(Raw records)
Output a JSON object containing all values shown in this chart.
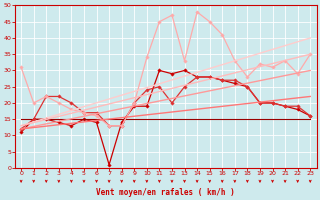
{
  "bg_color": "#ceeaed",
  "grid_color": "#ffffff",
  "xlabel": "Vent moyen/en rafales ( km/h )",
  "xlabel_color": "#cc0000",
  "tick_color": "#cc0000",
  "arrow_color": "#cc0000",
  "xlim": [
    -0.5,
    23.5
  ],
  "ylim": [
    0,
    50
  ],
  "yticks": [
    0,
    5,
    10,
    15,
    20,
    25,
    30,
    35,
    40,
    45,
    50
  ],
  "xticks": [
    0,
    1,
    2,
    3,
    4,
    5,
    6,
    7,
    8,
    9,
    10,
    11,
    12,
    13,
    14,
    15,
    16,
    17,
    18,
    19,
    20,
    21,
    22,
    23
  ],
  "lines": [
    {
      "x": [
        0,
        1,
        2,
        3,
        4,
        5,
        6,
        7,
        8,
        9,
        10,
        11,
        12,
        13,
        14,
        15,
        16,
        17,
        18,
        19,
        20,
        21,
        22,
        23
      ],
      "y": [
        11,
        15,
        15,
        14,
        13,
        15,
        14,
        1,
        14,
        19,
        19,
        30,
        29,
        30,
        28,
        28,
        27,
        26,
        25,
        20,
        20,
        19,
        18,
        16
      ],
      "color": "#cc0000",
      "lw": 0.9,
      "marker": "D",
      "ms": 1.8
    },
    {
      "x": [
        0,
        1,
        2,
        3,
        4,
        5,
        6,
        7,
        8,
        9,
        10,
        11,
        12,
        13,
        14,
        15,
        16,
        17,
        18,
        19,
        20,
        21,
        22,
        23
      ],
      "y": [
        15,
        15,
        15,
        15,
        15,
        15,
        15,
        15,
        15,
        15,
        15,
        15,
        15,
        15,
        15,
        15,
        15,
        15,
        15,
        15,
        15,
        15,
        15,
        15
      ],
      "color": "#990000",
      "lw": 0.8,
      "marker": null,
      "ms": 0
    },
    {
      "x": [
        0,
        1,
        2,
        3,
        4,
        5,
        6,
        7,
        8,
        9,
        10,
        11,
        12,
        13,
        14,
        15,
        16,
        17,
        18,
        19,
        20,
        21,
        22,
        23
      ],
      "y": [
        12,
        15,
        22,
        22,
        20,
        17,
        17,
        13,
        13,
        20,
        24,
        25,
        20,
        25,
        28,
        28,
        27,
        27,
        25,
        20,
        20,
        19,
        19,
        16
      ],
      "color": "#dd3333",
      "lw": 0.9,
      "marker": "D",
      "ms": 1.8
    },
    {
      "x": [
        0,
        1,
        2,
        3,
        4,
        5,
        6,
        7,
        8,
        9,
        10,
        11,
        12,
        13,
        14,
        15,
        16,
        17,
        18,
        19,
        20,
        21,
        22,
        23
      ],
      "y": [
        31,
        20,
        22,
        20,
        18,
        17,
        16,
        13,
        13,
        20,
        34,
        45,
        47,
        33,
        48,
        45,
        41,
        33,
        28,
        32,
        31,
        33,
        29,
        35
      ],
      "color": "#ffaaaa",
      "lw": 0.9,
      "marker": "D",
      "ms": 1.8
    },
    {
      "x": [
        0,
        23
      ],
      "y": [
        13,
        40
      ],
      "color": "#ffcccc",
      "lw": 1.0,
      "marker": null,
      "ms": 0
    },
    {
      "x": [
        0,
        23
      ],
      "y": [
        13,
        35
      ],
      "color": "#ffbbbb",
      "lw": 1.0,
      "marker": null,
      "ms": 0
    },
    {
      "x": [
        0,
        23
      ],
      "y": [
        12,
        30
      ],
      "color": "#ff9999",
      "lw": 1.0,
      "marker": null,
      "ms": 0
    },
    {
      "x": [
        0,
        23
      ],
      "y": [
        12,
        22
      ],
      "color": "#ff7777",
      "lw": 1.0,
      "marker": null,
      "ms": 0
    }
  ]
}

● Written exercise
Repeat every record precisely. Any picture among them stays out of the copy.

● Result of this exercise
Output a JSON object containing all values shown in this chart.
{
  "bg_color": "#ceeaed",
  "grid_color": "#ffffff",
  "xlabel": "Vent moyen/en rafales ( km/h )",
  "xlabel_color": "#cc0000",
  "tick_color": "#cc0000",
  "arrow_color": "#cc0000",
  "xlim": [
    -0.5,
    23.5
  ],
  "ylim": [
    0,
    50
  ],
  "yticks": [
    0,
    5,
    10,
    15,
    20,
    25,
    30,
    35,
    40,
    45,
    50
  ],
  "xticks": [
    0,
    1,
    2,
    3,
    4,
    5,
    6,
    7,
    8,
    9,
    10,
    11,
    12,
    13,
    14,
    15,
    16,
    17,
    18,
    19,
    20,
    21,
    22,
    23
  ],
  "lines": [
    {
      "x": [
        0,
        1,
        2,
        3,
        4,
        5,
        6,
        7,
        8,
        9,
        10,
        11,
        12,
        13,
        14,
        15,
        16,
        17,
        18,
        19,
        20,
        21,
        22,
        23
      ],
      "y": [
        11,
        15,
        15,
        14,
        13,
        15,
        14,
        1,
        14,
        19,
        19,
        30,
        29,
        30,
        28,
        28,
        27,
        26,
        25,
        20,
        20,
        19,
        18,
        16
      ],
      "color": "#cc0000",
      "lw": 0.9,
      "marker": "D",
      "ms": 1.8
    },
    {
      "x": [
        0,
        1,
        2,
        3,
        4,
        5,
        6,
        7,
        8,
        9,
        10,
        11,
        12,
        13,
        14,
        15,
        16,
        17,
        18,
        19,
        20,
        21,
        22,
        23
      ],
      "y": [
        15,
        15,
        15,
        15,
        15,
        15,
        15,
        15,
        15,
        15,
        15,
        15,
        15,
        15,
        15,
        15,
        15,
        15,
        15,
        15,
        15,
        15,
        15,
        15
      ],
      "color": "#990000",
      "lw": 0.8,
      "marker": null,
      "ms": 0
    },
    {
      "x": [
        0,
        1,
        2,
        3,
        4,
        5,
        6,
        7,
        8,
        9,
        10,
        11,
        12,
        13,
        14,
        15,
        16,
        17,
        18,
        19,
        20,
        21,
        22,
        23
      ],
      "y": [
        12,
        15,
        22,
        22,
        20,
        17,
        17,
        13,
        13,
        20,
        24,
        25,
        20,
        25,
        28,
        28,
        27,
        27,
        25,
        20,
        20,
        19,
        19,
        16
      ],
      "color": "#dd3333",
      "lw": 0.9,
      "marker": "D",
      "ms": 1.8
    },
    {
      "x": [
        0,
        1,
        2,
        3,
        4,
        5,
        6,
        7,
        8,
        9,
        10,
        11,
        12,
        13,
        14,
        15,
        16,
        17,
        18,
        19,
        20,
        21,
        22,
        23
      ],
      "y": [
        31,
        20,
        22,
        20,
        18,
        17,
        16,
        13,
        13,
        20,
        34,
        45,
        47,
        33,
        48,
        45,
        41,
        33,
        28,
        32,
        31,
        33,
        29,
        35
      ],
      "color": "#ffaaaa",
      "lw": 0.9,
      "marker": "D",
      "ms": 1.8
    },
    {
      "x": [
        0,
        23
      ],
      "y": [
        13,
        40
      ],
      "color": "#ffcccc",
      "lw": 1.0,
      "marker": null,
      "ms": 0
    },
    {
      "x": [
        0,
        23
      ],
      "y": [
        13,
        35
      ],
      "color": "#ffbbbb",
      "lw": 1.0,
      "marker": null,
      "ms": 0
    },
    {
      "x": [
        0,
        23
      ],
      "y": [
        12,
        30
      ],
      "color": "#ff9999",
      "lw": 1.0,
      "marker": null,
      "ms": 0
    },
    {
      "x": [
        0,
        23
      ],
      "y": [
        12,
        22
      ],
      "color": "#ff7777",
      "lw": 1.0,
      "marker": null,
      "ms": 0
    }
  ]
}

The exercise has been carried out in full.